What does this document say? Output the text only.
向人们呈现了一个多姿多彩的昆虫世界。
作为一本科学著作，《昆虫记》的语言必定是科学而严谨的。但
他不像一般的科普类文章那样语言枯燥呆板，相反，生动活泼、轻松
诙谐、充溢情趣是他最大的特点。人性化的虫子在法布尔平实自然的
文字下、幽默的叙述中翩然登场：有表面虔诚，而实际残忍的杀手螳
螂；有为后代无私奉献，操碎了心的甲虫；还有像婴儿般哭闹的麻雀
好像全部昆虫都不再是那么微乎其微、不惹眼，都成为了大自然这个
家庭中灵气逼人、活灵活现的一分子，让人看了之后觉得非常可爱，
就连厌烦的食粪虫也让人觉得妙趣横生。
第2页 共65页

:::

• _TASK INSTRUCTIONS_: Each record above should be restated word for word.

• _SOLUTION TO THE PROBLEM_:
What does this document say? Output the text only.
向人们呈现了一个多姿多彩的昆虫世界。
作为一本科学著作，《昆虫记》的语言必定是科学而严谨的。但
他不像一般的科普类文章那样语言枯燥呆板，相反，生动活泼、轻松
诙谐、充溢情趣是他最大的特点。人性化的虫子在法布尔平实自然的
文字下、幽默的叙述中翩然登场：有表面虔诚，而实际残忍的杀手螳
螂；有为后代无私奉献，操碎了心的甲虫；还有像婴儿般哭闹的麻雀
好像全部昆虫都不再是那么微乎其微、不惹眼，都成为了大自然这个
家庭中灵气逼人、活灵活现的一分子，让人看了之后觉得非常可爱，
就连厌烦的食粪虫也让人觉得妙趣横生。
第2页 共65页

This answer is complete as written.